> **WORK TO DO**: Scan the material and copy every line in which "heures" appears.

(Stored records)
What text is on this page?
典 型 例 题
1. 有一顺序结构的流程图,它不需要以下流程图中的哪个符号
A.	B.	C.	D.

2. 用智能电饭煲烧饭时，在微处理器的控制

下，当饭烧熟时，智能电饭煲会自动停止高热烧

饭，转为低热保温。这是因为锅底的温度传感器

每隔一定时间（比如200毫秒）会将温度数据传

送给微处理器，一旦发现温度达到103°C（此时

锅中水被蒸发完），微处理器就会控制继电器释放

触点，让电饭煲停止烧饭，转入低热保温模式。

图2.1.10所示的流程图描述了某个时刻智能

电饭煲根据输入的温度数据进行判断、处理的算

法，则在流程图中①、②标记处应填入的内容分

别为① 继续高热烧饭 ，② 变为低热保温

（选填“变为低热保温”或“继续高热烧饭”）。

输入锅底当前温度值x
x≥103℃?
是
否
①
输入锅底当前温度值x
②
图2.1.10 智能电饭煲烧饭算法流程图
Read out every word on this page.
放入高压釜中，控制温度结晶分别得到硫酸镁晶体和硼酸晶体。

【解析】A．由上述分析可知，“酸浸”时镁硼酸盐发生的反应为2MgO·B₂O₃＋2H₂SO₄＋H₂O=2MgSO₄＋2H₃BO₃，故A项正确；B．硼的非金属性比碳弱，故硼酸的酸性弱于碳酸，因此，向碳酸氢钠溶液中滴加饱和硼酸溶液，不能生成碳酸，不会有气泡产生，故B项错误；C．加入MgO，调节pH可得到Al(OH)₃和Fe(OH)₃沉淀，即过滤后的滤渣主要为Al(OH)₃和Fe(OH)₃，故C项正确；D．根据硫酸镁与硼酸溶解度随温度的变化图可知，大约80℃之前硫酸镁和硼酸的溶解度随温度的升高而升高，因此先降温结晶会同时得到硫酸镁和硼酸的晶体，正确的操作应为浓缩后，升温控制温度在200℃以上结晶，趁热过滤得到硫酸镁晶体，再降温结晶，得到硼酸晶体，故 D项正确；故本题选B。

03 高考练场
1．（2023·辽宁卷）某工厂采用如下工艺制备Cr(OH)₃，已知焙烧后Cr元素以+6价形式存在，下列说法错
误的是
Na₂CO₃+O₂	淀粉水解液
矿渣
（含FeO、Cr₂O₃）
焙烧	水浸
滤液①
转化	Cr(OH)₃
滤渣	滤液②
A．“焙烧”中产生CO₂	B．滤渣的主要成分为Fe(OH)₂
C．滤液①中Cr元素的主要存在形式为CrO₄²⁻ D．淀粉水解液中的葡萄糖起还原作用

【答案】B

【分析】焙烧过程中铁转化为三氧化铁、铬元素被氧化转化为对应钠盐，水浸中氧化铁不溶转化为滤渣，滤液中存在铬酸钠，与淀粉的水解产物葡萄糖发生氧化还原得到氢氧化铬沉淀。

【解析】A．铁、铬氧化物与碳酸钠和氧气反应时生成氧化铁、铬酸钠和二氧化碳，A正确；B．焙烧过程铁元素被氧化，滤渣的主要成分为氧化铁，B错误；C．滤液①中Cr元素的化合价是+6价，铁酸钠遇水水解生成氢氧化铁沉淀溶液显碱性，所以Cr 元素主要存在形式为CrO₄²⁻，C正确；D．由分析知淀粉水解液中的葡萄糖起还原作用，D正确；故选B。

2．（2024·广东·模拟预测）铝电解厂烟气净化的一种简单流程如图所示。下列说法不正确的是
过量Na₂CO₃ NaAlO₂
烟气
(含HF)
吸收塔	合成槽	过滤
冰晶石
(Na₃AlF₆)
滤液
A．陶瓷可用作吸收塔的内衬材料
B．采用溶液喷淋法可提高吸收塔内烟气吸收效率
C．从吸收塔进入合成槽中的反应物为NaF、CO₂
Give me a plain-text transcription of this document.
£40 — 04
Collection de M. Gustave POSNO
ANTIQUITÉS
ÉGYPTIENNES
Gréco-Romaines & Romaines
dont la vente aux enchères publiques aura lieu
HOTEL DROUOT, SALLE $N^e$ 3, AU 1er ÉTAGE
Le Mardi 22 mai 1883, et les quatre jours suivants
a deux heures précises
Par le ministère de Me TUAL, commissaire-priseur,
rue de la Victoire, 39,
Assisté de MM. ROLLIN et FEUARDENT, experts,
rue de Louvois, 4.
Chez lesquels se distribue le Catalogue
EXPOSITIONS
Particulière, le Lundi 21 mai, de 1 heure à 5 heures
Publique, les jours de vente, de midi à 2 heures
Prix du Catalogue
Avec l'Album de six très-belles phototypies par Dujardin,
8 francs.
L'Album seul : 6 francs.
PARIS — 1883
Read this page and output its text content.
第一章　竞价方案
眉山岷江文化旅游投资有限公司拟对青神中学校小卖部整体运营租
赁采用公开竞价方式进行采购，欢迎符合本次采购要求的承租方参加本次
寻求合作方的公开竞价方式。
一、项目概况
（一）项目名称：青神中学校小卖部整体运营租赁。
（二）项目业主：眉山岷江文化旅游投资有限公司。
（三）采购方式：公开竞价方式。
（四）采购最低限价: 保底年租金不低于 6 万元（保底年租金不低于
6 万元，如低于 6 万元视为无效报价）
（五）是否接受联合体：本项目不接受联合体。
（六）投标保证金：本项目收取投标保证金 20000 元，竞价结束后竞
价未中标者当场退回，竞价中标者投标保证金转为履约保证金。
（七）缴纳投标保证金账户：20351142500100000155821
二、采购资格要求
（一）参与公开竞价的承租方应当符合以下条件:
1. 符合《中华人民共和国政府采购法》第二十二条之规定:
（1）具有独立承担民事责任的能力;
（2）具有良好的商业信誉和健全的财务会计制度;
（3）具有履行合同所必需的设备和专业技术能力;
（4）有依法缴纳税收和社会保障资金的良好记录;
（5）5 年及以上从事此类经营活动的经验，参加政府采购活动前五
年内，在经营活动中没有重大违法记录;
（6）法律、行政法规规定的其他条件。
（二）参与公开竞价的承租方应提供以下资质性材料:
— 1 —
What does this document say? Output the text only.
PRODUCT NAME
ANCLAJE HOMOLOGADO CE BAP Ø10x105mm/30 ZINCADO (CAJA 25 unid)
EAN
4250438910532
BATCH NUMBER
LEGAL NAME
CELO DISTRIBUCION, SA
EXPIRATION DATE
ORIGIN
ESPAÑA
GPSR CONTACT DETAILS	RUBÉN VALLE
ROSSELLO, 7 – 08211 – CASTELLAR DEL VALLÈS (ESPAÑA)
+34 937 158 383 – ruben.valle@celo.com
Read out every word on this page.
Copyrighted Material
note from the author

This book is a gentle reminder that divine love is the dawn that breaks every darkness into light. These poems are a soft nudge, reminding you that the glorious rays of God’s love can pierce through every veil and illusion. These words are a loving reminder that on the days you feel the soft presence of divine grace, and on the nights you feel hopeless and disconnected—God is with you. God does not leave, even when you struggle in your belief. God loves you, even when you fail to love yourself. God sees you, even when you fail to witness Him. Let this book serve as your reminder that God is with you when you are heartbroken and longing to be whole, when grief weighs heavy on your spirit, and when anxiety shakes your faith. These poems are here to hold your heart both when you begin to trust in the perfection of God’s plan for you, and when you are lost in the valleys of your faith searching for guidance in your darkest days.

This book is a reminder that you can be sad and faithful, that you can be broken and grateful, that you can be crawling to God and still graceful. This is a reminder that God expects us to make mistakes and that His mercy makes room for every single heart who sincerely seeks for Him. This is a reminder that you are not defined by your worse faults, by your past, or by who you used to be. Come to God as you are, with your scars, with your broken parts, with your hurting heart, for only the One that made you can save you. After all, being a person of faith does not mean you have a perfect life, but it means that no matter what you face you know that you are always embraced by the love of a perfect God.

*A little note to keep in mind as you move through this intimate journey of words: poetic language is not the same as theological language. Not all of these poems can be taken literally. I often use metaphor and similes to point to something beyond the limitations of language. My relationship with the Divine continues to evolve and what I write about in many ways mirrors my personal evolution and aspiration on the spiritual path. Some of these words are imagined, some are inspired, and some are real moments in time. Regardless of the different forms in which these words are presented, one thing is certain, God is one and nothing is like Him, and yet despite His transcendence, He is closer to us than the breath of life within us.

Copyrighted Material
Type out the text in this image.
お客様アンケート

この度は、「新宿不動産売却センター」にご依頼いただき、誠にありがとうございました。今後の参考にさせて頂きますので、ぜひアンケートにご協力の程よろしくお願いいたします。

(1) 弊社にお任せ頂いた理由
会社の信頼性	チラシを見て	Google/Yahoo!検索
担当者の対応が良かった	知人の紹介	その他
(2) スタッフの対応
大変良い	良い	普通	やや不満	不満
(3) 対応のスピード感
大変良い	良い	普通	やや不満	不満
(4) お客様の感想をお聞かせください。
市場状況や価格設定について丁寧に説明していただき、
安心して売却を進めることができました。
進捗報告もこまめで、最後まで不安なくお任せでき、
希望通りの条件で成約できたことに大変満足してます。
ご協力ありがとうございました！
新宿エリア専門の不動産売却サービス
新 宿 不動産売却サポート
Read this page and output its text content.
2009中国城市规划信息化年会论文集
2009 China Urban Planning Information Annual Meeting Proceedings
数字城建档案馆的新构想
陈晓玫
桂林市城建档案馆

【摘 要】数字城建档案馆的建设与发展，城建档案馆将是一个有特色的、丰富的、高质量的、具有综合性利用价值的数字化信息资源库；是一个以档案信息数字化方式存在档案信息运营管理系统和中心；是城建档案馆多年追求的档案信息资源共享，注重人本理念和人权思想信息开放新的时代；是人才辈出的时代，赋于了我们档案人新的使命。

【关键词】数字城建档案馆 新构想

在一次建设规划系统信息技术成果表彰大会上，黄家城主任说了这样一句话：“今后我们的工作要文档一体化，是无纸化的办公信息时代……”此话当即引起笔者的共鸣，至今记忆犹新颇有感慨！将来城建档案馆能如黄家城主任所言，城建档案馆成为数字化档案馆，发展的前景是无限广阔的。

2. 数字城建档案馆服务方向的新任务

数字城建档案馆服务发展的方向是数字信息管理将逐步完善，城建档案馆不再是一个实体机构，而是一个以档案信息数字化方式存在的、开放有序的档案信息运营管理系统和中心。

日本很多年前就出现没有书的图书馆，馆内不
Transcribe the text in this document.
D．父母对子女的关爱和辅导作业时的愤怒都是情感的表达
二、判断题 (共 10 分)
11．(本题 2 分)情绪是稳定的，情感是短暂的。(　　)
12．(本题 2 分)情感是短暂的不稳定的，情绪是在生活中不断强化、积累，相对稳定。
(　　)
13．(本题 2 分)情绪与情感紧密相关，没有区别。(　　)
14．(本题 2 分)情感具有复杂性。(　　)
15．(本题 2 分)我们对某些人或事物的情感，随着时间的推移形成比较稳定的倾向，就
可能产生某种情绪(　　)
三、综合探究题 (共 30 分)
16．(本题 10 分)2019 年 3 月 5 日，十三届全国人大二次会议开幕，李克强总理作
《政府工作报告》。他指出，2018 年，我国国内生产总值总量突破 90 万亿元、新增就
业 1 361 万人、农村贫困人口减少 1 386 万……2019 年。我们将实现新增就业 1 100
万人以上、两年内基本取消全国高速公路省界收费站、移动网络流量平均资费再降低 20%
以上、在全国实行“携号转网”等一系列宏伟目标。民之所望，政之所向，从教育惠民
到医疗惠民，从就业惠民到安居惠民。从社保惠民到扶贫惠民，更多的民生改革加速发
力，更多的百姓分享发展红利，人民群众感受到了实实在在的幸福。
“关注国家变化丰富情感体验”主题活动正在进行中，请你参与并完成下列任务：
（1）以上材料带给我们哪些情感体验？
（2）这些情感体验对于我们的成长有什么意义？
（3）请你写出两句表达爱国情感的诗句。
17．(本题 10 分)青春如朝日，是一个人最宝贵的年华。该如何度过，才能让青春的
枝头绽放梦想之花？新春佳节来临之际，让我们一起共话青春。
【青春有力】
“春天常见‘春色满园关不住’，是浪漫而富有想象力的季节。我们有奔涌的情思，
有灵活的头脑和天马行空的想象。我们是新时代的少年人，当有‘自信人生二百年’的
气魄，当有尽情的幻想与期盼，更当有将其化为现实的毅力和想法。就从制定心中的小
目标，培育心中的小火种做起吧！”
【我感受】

> **ANSWER**:
a deux heures précises
Particulière, le Lundi 21 mai, de 1 heure à 5 heures
Publique, les jours de vente, de midi à 2 heures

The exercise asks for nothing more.